## Your instructions
The exercise asks you to copy every line below in which "capacity" appears.

BEGIN Given data

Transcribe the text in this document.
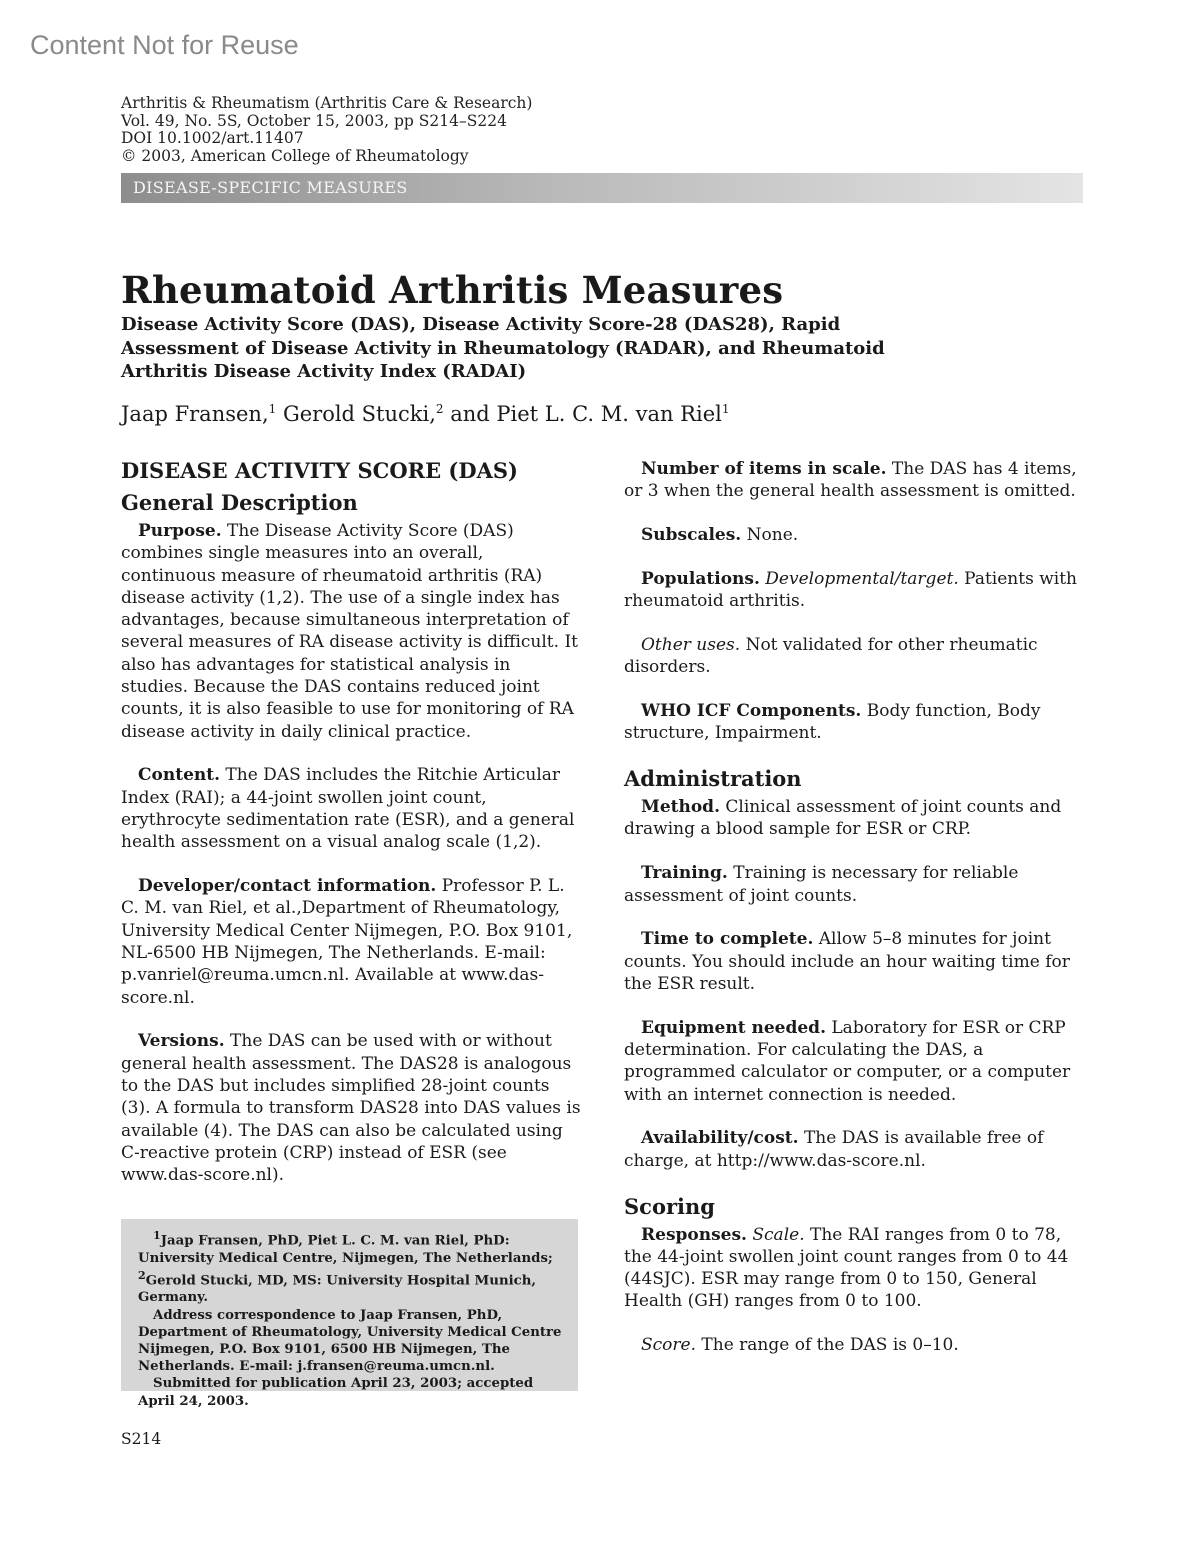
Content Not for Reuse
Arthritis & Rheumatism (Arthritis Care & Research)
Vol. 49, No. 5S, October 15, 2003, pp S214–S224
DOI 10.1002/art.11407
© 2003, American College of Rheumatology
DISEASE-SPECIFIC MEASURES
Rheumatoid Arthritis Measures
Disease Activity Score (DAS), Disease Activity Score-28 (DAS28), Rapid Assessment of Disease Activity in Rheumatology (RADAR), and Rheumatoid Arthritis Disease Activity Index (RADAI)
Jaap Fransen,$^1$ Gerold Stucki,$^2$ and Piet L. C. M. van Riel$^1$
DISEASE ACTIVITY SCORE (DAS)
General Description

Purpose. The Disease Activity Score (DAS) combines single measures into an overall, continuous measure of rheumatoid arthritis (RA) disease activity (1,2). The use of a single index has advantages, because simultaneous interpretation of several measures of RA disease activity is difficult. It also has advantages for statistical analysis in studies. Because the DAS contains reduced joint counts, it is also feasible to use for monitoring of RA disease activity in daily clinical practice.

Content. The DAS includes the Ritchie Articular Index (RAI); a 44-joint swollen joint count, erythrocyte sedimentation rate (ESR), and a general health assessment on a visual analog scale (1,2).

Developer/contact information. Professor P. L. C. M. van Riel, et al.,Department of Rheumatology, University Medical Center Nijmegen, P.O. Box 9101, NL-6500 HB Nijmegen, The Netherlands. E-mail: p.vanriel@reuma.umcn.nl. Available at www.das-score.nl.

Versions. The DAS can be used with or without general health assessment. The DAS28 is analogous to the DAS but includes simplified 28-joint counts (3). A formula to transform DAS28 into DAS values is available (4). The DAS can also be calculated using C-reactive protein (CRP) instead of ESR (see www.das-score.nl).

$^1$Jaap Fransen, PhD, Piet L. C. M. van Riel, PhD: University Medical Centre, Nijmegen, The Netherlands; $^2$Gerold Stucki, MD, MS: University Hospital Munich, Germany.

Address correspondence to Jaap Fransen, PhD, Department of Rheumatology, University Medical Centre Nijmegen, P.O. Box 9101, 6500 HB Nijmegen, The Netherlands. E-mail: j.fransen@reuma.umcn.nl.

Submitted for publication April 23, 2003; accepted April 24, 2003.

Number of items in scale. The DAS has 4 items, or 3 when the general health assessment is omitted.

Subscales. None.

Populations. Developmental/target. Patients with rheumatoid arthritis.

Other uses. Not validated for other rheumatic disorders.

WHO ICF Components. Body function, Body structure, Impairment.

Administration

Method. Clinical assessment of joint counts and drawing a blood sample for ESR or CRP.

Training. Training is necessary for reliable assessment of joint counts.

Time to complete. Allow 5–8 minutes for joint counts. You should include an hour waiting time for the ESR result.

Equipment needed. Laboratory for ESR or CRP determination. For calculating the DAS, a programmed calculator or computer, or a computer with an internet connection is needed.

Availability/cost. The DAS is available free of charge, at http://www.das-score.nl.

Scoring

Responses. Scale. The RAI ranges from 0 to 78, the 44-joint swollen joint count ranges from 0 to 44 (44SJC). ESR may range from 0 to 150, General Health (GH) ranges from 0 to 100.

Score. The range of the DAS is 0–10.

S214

END Given data
BEGIN Given data

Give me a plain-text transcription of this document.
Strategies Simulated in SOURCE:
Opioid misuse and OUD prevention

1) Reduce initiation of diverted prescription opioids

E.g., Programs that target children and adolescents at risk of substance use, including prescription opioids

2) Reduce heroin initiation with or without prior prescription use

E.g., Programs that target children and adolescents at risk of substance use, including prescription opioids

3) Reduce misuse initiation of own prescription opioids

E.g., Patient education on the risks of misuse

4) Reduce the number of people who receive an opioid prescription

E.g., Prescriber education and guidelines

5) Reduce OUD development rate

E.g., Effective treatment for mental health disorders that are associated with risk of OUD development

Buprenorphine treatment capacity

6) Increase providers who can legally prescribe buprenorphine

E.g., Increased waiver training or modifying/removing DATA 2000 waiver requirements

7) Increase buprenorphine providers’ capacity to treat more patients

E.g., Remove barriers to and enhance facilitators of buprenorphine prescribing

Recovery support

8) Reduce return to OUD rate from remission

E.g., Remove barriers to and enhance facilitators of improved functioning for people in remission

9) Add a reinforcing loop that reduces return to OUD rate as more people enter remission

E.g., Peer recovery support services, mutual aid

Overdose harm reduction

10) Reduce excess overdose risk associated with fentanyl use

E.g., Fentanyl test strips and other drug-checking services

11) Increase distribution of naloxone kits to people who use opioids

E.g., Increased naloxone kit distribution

END Given data

## Output of the exercise
Buprenorphine treatment capacity
7) Increase buprenorphine providers’ capacity to treat more patients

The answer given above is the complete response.